-- Start of RECORDS FOR PROCESSING --
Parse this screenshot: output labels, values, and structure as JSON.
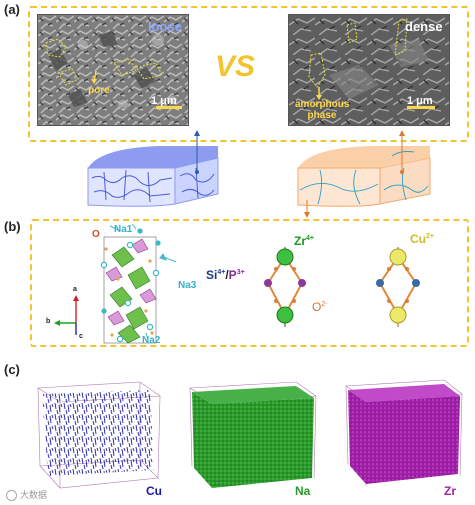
{
  "panels": {
    "a": {
      "label": "(a)"
    },
    "b": {
      "label": "(b)"
    },
    "c": {
      "label": "(c)"
    }
  },
  "sem_left": {
    "title": "loose",
    "annotation": "pore",
    "scale_bar": "1 μm",
    "title_color": "#8ea4ff"
  },
  "sem_right": {
    "title": "dense",
    "annotation_line1": "amorphous",
    "annotation_line2": "phase",
    "scale_bar": "1 μm",
    "title_color": "#ffffff"
  },
  "vs_text": "VS",
  "structure": {
    "o_label": "O",
    "na1_label": "Na1",
    "na2_label": "Na2",
    "na3_label": "Na3",
    "axis_a": "a",
    "axis_b": "b",
    "axis_c": "c"
  },
  "ring_left": {
    "zr_label": "Zr",
    "zr_charge": "4+",
    "si_label": "Si",
    "si_charge": "4+",
    "slash": "/",
    "p_label": "P",
    "p_charge": "3+",
    "o_label": "O",
    "o_charge": "2-"
  },
  "ring_right": {
    "cu_label": "Cu",
    "cu_charge": "2+"
  },
  "maps": [
    {
      "element": "Cu",
      "color": "#1a1aa8"
    },
    {
      "element": "Na",
      "color": "#2a9a2a"
    },
    {
      "element": "Zr",
      "color": "#a020a8"
    }
  ],
  "watermark": "大数据"
}
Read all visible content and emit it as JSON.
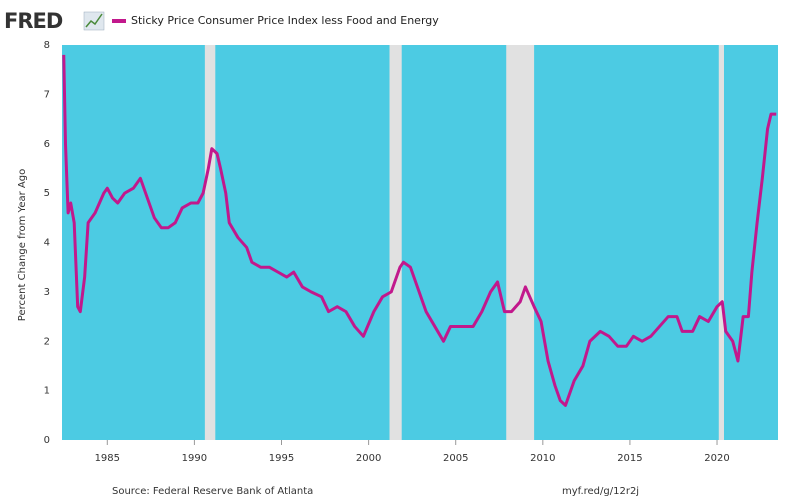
{
  "chart_data": {
    "type": "line",
    "logo": "FRED",
    "ylabel": "Percent Change from Year Ago",
    "source": "Source: Federal Reserve Bank of Atlanta",
    "link": "myf.red/g/12r2j",
    "background_color": "#4ccbe3",
    "shaded_color": "#e1e1e1",
    "shaded_periods": [
      [
        1990.6,
        1991.2
      ],
      [
        2001.2,
        2001.9
      ],
      [
        2007.9,
        2009.5
      ],
      [
        2020.1,
        2020.4
      ]
    ],
    "xlim": [
      1982.4,
      2023.5
    ],
    "xticks": [
      1985,
      1990,
      1995,
      2000,
      2005,
      2010,
      2015,
      2020
    ],
    "ylim": [
      0,
      8
    ],
    "yticks": [
      0,
      1,
      2,
      3,
      4,
      5,
      6,
      7,
      8
    ],
    "grid": false,
    "x": [
      1982.5,
      1982.6,
      1982.75,
      1982.9,
      1983.1,
      1983.3,
      1983.45,
      1983.7,
      1983.9,
      1984.3,
      1984.8,
      1985.0,
      1985.3,
      1985.6,
      1986.0,
      1986.5,
      1986.9,
      1987.3,
      1987.7,
      1988.1,
      1988.5,
      1988.9,
      1989.3,
      1989.8,
      1990.2,
      1990.5,
      1990.8,
      1991.0,
      1991.3,
      1991.5,
      1991.8,
      1992.0,
      1992.5,
      1993.0,
      1993.3,
      1993.8,
      1994.3,
      1994.8,
      1995.3,
      1995.7,
      1996.2,
      1996.7,
      1997.3,
      1997.7,
      1998.2,
      1998.7,
      1999.2,
      1999.7,
      2000.3,
      2000.8,
      2001.3,
      2001.8,
      2002.0,
      2002.4,
      2002.8,
      2003.3,
      2003.8,
      2004.3,
      2004.7,
      2005.3,
      2006.0,
      2006.5,
      2007.0,
      2007.4,
      2007.8,
      2008.2,
      2008.7,
      2009.0,
      2009.5,
      2009.9,
      2010.3,
      2010.7,
      2011.0,
      2011.3,
      2011.8,
      2012.3,
      2012.7,
      2013.3,
      2013.8,
      2014.3,
      2014.8,
      2015.2,
      2015.7,
      2016.2,
      2016.7,
      2017.2,
      2017.7,
      2018.0,
      2018.6,
      2019.0,
      2019.5,
      2020.0,
      2020.3,
      2020.5,
      2020.9,
      2021.2,
      2021.5,
      2021.8,
      2022.0,
      2022.3,
      2022.6,
      2022.9,
      2023.1,
      2023.4
    ],
    "series": [
      {
        "name": "Sticky Price Consumer Price Index less Food and Energy",
        "color": "#c2188c",
        "values": [
          7.8,
          6.0,
          4.6,
          4.8,
          4.4,
          2.7,
          2.6,
          3.3,
          4.4,
          4.6,
          5.0,
          5.1,
          4.9,
          4.8,
          5.0,
          5.1,
          5.3,
          4.9,
          4.5,
          4.3,
          4.3,
          4.4,
          4.7,
          4.8,
          4.8,
          5.0,
          5.5,
          5.9,
          5.8,
          5.5,
          5.0,
          4.4,
          4.1,
          3.9,
          3.6,
          3.5,
          3.5,
          3.4,
          3.3,
          3.4,
          3.1,
          3.0,
          2.9,
          2.6,
          2.7,
          2.6,
          2.3,
          2.1,
          2.6,
          2.9,
          3.0,
          3.5,
          3.6,
          3.5,
          3.1,
          2.6,
          2.3,
          2.0,
          2.3,
          2.3,
          2.3,
          2.6,
          3.0,
          3.2,
          2.6,
          2.6,
          2.8,
          3.1,
          2.7,
          2.4,
          1.6,
          1.1,
          0.8,
          0.7,
          1.2,
          1.5,
          2.0,
          2.2,
          2.1,
          1.9,
          1.9,
          2.1,
          2.0,
          2.1,
          2.3,
          2.5,
          2.5,
          2.2,
          2.2,
          2.5,
          2.4,
          2.7,
          2.8,
          2.2,
          2.0,
          1.6,
          2.5,
          2.5,
          3.4,
          4.4,
          5.3,
          6.3,
          6.6,
          6.6
        ]
      }
    ]
  }
}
-- End of RECORDS FOR PROCESSING --
* TASK BRIEF:
Write down every line of the data above that includes the string "structure".

* ANSWER TO THE EXERCISE:
Parse this screenshot: output labels, values, and structure as JSON.
  "structure": {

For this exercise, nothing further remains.